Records

┏━━

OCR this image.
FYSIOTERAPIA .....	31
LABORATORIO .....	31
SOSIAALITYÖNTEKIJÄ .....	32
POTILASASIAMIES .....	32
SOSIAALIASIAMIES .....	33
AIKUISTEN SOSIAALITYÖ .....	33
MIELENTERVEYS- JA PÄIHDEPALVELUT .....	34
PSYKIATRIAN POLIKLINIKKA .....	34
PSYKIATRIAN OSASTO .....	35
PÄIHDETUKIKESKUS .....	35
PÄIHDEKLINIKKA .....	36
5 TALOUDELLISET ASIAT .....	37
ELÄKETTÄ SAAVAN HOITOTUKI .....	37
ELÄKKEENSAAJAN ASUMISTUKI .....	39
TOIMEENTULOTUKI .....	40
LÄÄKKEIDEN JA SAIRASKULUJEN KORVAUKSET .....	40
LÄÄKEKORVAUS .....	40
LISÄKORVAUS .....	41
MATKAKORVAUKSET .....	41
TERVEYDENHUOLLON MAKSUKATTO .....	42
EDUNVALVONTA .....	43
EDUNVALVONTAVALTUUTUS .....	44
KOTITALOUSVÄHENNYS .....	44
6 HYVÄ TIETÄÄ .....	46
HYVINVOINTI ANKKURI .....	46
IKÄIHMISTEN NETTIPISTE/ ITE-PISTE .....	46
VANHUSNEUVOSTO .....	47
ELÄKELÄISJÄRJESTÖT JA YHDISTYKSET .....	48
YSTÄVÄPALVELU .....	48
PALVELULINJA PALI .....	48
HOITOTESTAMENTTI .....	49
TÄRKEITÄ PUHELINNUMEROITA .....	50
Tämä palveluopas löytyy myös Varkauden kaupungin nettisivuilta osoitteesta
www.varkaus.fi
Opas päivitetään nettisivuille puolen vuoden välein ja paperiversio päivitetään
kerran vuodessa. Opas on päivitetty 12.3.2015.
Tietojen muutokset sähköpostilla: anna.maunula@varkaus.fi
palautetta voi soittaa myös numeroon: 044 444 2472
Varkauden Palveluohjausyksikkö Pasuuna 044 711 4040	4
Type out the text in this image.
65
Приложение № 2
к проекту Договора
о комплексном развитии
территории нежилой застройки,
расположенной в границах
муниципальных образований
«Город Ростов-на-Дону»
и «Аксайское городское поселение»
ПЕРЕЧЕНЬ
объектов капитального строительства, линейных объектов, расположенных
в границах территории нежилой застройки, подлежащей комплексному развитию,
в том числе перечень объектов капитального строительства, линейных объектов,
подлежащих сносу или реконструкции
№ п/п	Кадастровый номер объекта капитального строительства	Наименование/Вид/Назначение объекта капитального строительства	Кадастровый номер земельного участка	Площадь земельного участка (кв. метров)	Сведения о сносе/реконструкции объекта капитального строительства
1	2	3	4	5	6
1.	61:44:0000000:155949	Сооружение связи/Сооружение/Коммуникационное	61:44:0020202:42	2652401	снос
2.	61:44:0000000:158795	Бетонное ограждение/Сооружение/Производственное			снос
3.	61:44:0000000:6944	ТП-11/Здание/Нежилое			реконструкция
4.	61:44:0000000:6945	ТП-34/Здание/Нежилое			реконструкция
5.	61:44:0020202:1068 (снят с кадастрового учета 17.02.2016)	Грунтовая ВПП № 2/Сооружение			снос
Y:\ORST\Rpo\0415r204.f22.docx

┗━━

» WHAT IS EXPECTED
Give back the whole listing exactly as it reads.

» WRITTEN RESPONSE
OCR this image.
FYSIOTERAPIA .....	31
LABORATORIO .....	31
SOSIAALITYÖNTEKIJÄ .....	32
POTILASASIAMIES .....	32
SOSIAALIASIAMIES .....	33
AIKUISTEN SOSIAALITYÖ .....	33
MIELENTERVEYS- JA PÄIHDEPALVELUT .....	34
PSYKIATRIAN POLIKLINIKKA .....	34
PSYKIATRIAN OSASTO .....	35
PÄIHDETUKIKESKUS .....	35
PÄIHDEKLINIKKA .....	36
5 TALOUDELLISET ASIAT .....	37
ELÄKETTÄ SAAVAN HOITOTUKI .....	37
ELÄKKEENSAAJAN ASUMISTUKI .....	39
TOIMEENTULOTUKI .....	40
LÄÄKKEIDEN JA SAIRASKULUJEN KORVAUKSET .....	40
LÄÄKEKORVAUS .....	40
LISÄKORVAUS .....	41
MATKAKORVAUKSET .....	41
TERVEYDENHUOLLON MAKSUKATTO .....	42
EDUNVALVONTA .....	43
EDUNVALVONTAVALTUUTUS .....	44
KOTITALOUSVÄHENNYS .....	44
6 HYVÄ TIETÄÄ .....	46
HYVINVOINTI ANKKURI .....	46
IKÄIHMISTEN NETTIPISTE/ ITE-PISTE .....	46
VANHUSNEUVOSTO .....	47
ELÄKELÄISJÄRJESTÖT JA YHDISTYKSET .....	48
YSTÄVÄPALVELU .....	48
PALVELULINJA PALI .....	48
HOITOTESTAMENTTI .....	49
TÄRKEITÄ PUHELINNUMEROITA .....	50
Tämä palveluopas löytyy myös Varkauden kaupungin nettisivuilta osoitteesta
www.varkaus.fi
Opas päivitetään nettisivuille puolen vuoden välein ja paperiversio päivitetään
kerran vuodessa. Opas on päivitetty 12.3.2015.
Tietojen muutokset sähköpostilla: anna.maunula@varkaus.fi
palautetta voi soittaa myös numeroon: 044 444 2472
Varkauden Palveluohjausyksikkö Pasuuna 044 711 4040	4
Type out the text in this image.
65
Приложение № 2
к проекту Договора
о комплексном развитии
территории нежилой застройки,
расположенной в границах
муниципальных образований
«Город Ростов-на-Дону»
и «Аксайское городское поселение»
ПЕРЕЧЕНЬ
объектов капитального строительства, линейных объектов, расположенных
в границах территории нежилой застройки, подлежащей комплексному развитию,
в том числе перечень объектов капитального строительства, линейных объектов,
подлежащих сносу или реконструкции
№ п/п	Кадастровый номер объекта капитального строительства	Наименование/Вид/Назначение объекта капитального строительства	Кадастровый номер земельного участка	Площадь земельного участка (кв. метров)	Сведения о сносе/реконструкции объекта капитального строительства
1	2	3	4	5	6
1.	61:44:0000000:155949	Сооружение связи/Сооружение/Коммуникационное	61:44:0020202:42	2652401	снос
2.	61:44:0000000:158795	Бетонное ограждение/Сооружение/Производственное			снос
3.	61:44:0000000:6944	ТП-11/Здание/Нежилое			реконструкция
4.	61:44:0000000:6945	ТП-34/Здание/Нежилое			реконструкция
5.	61:44:0020202:1068 (снят с кадастрового учета 17.02.2016)	Грунтовая ВПП № 2/Сооружение			снос
Y:\ORST\Rpo\0415r204.f22.docx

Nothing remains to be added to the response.